[Saved entries]
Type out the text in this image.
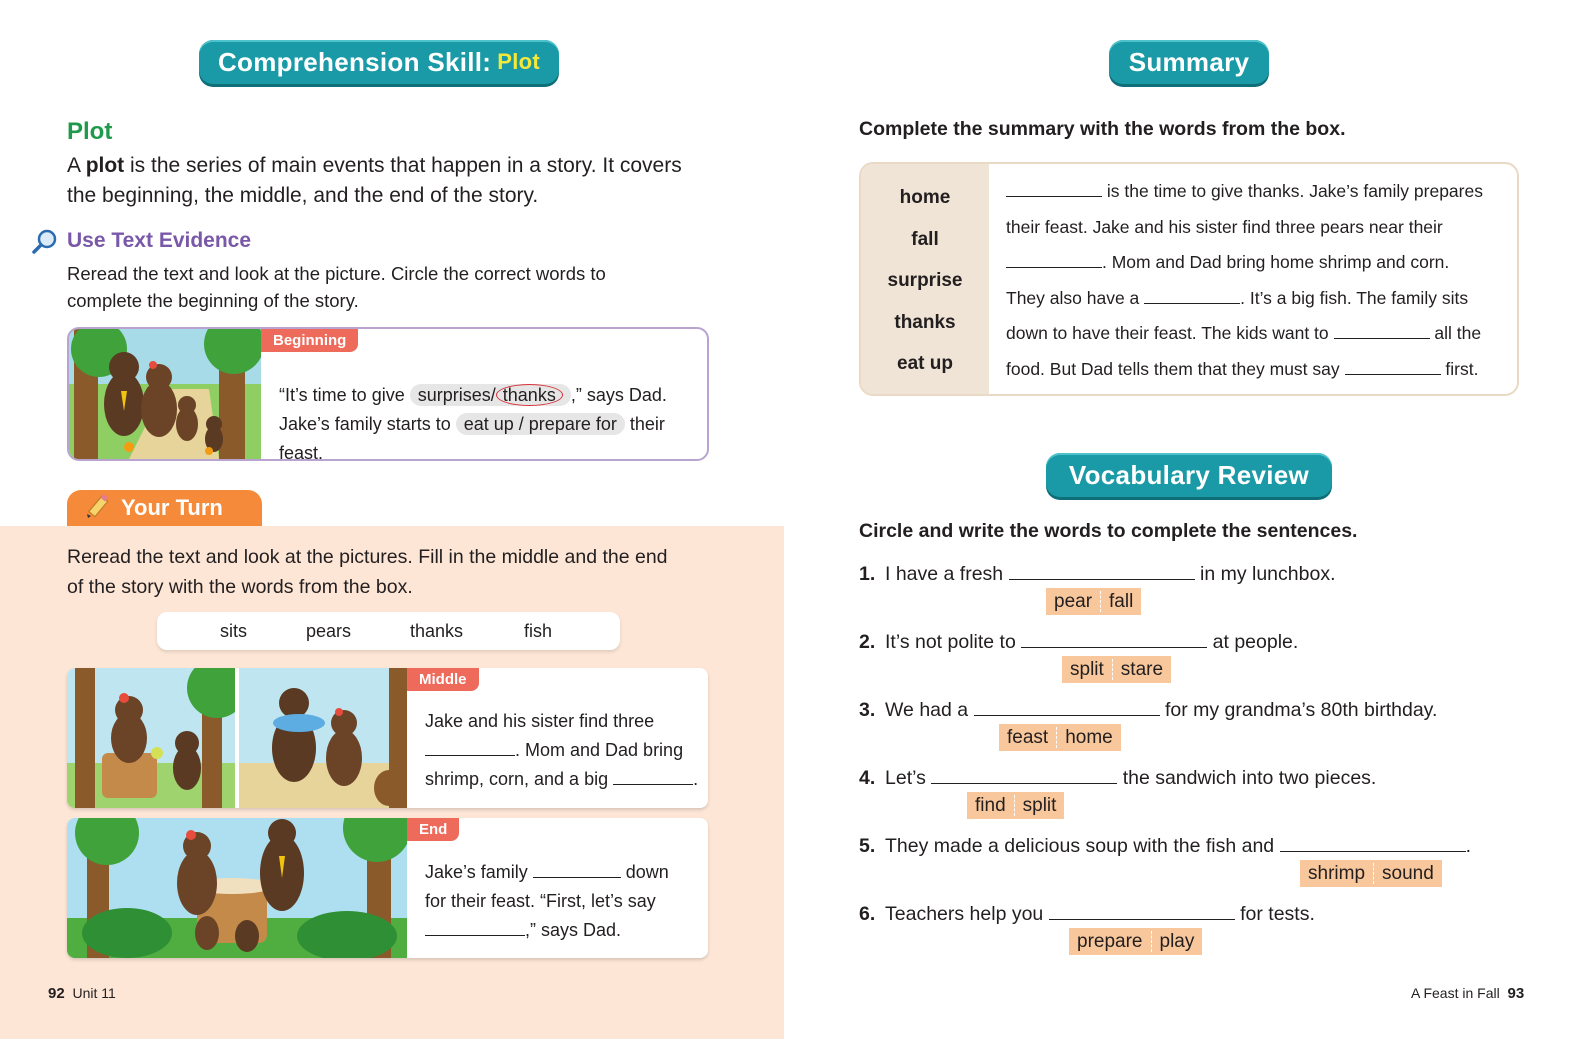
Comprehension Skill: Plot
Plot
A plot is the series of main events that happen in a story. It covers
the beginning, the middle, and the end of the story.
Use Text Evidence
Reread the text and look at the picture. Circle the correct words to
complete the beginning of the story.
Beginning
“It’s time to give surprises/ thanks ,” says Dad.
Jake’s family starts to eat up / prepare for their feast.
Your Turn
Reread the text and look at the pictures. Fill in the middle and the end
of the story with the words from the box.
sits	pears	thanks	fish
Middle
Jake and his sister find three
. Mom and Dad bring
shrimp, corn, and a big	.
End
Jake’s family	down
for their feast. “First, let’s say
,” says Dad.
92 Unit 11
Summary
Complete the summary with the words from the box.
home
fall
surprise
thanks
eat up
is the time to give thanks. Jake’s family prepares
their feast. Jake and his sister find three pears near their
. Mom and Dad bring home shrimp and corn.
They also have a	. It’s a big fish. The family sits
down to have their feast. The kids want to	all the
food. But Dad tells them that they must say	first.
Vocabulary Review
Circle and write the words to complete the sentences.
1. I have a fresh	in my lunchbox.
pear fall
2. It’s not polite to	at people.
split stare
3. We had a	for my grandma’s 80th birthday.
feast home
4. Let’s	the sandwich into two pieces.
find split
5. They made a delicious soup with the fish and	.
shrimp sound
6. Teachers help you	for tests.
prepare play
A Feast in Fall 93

#### YOUR GOAL
Quote the data above in full and without alteration; skip the pictures.

#### SOLUTION FOR THIS TASK
Type out the text in this image.
Comprehension Skill: Plot
Plot
A plot is the series of main events that happen in a story. It covers
the beginning, the middle, and the end of the story.
Use Text Evidence
Reread the text and look at the picture. Circle the correct words to
complete the beginning of the story.
Beginning
“It’s time to give surprises/ thanks ,” says Dad.
Jake’s family starts to eat up / prepare for their feast.
Your Turn
Reread the text and look at the pictures. Fill in the middle and the end
of the story with the words from the box.
sits	pears	thanks	fish
Middle
Jake and his sister find three
. Mom and Dad bring
shrimp, corn, and a big	.
End
Jake’s family	down
for their feast. “First, let’s say
,” says Dad.
92 Unit 11
Summary
Complete the summary with the words from the box.
home
fall
surprise
thanks
eat up
is the time to give thanks. Jake’s family prepares
their feast. Jake and his sister find three pears near their
. Mom and Dad bring home shrimp and corn.
They also have a	. It’s a big fish. The family sits
down to have their feast. The kids want to	all the
food. But Dad tells them that they must say	first.
Vocabulary Review
Circle and write the words to complete the sentences.
1. I have a fresh	in my lunchbox.
pear fall
2. It’s not polite to	at people.
split stare
3. We had a	for my grandma’s 80th birthday.
feast home
4. Let’s	the sandwich into two pieces.
find split
5. They made a delicious soup with the fish and	.
shrimp sound
6. Teachers help you	for tests.
prepare play
A Feast in Fall 93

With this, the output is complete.